(Figure collection entries)
## START

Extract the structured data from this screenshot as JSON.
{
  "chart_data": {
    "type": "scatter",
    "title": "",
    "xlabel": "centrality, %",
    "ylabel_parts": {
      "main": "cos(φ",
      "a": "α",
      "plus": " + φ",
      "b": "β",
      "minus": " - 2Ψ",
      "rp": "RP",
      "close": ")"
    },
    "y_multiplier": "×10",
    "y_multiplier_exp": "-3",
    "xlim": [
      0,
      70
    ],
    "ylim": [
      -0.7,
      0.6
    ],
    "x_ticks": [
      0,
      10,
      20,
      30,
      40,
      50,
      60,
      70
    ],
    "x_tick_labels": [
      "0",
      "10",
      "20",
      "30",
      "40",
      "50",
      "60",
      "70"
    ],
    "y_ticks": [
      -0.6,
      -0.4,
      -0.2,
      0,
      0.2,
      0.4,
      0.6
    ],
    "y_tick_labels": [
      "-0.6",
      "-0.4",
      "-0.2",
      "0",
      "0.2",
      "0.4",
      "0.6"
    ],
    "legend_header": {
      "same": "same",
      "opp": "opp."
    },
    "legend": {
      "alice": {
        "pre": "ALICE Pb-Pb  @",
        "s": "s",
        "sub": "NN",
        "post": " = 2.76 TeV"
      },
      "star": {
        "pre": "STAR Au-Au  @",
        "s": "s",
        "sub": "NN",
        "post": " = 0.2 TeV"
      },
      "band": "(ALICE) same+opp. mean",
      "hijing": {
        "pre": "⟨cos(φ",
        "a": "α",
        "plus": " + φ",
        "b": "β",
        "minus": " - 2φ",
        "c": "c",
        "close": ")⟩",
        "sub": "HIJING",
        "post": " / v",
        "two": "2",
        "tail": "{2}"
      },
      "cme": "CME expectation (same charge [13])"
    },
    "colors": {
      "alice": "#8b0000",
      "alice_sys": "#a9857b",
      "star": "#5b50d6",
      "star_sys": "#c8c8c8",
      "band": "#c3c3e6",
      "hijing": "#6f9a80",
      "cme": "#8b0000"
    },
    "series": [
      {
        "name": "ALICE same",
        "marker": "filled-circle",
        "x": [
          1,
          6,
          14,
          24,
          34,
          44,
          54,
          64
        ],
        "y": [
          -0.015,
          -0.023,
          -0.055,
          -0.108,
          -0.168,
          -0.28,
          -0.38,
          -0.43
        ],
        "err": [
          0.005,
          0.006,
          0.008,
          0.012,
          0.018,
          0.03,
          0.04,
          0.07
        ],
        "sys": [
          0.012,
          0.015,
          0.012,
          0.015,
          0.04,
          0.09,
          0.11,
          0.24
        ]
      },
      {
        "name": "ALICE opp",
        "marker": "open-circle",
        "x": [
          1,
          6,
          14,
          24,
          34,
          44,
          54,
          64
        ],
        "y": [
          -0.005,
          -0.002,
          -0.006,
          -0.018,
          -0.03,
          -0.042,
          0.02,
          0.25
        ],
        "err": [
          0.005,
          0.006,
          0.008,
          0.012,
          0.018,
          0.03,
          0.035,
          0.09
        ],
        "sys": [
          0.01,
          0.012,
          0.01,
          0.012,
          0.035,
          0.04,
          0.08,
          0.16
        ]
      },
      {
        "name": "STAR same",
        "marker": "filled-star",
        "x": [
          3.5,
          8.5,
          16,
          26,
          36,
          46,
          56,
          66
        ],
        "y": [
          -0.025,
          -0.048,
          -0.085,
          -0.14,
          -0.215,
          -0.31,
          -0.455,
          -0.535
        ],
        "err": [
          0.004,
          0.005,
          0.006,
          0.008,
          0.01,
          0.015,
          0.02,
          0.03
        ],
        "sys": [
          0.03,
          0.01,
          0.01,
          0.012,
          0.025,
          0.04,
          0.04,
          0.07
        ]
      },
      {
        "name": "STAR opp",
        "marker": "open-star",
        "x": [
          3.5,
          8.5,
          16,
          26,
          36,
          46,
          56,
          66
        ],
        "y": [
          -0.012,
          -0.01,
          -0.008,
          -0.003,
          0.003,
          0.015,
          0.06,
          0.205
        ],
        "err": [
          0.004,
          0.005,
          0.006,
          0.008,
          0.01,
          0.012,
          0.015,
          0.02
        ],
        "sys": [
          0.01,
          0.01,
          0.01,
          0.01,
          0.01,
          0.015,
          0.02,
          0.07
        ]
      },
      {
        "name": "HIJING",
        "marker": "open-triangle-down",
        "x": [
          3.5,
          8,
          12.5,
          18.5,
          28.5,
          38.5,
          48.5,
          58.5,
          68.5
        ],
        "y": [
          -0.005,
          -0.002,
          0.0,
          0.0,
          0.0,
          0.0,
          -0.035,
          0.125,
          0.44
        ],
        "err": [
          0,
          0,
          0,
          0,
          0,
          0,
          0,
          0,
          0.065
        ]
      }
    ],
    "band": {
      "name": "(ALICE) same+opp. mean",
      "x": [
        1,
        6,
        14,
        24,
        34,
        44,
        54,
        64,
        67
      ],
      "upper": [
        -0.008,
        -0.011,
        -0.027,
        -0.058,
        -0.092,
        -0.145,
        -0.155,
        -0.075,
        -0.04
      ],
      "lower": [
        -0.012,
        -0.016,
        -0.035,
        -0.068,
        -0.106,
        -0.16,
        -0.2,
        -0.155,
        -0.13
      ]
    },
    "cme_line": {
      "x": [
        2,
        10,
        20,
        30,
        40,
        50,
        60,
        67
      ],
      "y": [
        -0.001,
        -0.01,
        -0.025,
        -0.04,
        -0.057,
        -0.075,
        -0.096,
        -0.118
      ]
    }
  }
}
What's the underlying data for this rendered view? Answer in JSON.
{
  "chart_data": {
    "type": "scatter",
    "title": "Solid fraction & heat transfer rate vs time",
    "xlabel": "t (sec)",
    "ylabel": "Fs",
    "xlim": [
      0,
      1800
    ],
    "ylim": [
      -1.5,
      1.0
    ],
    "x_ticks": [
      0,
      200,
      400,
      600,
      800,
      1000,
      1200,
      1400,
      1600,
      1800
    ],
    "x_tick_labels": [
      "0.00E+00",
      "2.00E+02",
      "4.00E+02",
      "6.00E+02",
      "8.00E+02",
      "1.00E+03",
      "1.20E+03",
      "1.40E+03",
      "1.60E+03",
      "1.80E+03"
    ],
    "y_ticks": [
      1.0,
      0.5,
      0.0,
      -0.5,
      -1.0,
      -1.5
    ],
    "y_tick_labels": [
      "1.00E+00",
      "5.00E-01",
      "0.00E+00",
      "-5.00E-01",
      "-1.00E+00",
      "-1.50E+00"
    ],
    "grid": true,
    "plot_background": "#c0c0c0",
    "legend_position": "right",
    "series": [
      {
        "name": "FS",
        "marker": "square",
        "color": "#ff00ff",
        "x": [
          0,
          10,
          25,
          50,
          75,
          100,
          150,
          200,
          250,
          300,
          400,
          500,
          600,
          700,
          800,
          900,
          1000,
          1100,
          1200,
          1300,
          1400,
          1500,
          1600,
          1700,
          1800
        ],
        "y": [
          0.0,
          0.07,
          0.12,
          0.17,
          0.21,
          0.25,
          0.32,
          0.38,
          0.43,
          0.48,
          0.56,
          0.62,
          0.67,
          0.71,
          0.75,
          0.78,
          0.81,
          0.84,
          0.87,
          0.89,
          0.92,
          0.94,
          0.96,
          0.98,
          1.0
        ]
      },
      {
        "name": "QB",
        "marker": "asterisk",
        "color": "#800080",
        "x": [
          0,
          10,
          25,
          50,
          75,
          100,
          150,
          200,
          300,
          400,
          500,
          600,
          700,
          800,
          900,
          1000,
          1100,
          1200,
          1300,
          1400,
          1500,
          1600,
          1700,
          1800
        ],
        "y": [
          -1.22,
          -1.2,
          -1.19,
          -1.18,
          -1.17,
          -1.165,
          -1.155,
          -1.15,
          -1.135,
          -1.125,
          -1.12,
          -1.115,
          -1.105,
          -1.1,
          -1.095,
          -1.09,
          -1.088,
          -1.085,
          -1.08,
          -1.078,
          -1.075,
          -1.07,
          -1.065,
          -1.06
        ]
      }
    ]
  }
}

## END

Find every line in the records that contains the word "mean"; copy those lines.

Solution:
      "band": "(ALICE) same+opp. mean",
      "name": "(ALICE) same+opp. mean",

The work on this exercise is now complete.